begin

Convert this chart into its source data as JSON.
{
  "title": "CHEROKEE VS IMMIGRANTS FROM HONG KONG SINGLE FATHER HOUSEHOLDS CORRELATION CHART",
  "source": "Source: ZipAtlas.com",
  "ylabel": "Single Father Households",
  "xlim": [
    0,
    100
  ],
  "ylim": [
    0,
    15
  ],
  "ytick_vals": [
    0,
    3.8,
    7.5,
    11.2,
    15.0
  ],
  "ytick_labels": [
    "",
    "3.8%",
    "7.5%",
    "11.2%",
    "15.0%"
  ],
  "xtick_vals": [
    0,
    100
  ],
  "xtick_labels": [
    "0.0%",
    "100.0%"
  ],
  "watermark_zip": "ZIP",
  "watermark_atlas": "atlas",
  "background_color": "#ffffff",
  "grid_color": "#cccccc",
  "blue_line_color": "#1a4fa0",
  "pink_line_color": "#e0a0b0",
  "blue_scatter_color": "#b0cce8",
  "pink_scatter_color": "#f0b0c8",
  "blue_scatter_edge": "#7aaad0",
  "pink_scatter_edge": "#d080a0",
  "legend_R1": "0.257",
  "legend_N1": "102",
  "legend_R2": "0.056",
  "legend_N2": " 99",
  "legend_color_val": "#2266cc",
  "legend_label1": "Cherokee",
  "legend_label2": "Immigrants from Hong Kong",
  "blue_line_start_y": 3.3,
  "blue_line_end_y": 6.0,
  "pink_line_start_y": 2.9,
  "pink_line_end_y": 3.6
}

end

* Direction: The records above need to be transcribed in full. Keep every character unchanged.

* Result of the exercise:
Convert this chart into its source data as JSON.
{
  "title": "CHEROKEE VS IMMIGRANTS FROM HONG KONG SINGLE FATHER HOUSEHOLDS CORRELATION CHART",
  "source": "Source: ZipAtlas.com",
  "ylabel": "Single Father Households",
  "xlim": [
    0,
    100
  ],
  "ylim": [
    0,
    15
  ],
  "ytick_vals": [
    0,
    3.8,
    7.5,
    11.2,
    15.0
  ],
  "ytick_labels": [
    "",
    "3.8%",
    "7.5%",
    "11.2%",
    "15.0%"
  ],
  "xtick_vals": [
    0,
    100
  ],
  "xtick_labels": [
    "0.0%",
    "100.0%"
  ],
  "watermark_zip": "ZIP",
  "watermark_atlas": "atlas",
  "background_color": "#ffffff",
  "grid_color": "#cccccc",
  "blue_line_color": "#1a4fa0",
  "pink_line_color": "#e0a0b0",
  "blue_scatter_color": "#b0cce8",
  "pink_scatter_color": "#f0b0c8",
  "blue_scatter_edge": "#7aaad0",
  "pink_scatter_edge": "#d080a0",
  "legend_R1": "0.257",
  "legend_N1": "102",
  "legend_R2": "0.056",
  "legend_N2": " 99",
  "legend_color_val": "#2266cc",
  "legend_label1": "Cherokee",
  "legend_label2": "Immigrants from Hong Kong",
  "blue_line_start_y": 3.3,
  "blue_line_end_y": 6.0,
  "pink_line_start_y": 2.9,
  "pink_line_end_y": 3.6
}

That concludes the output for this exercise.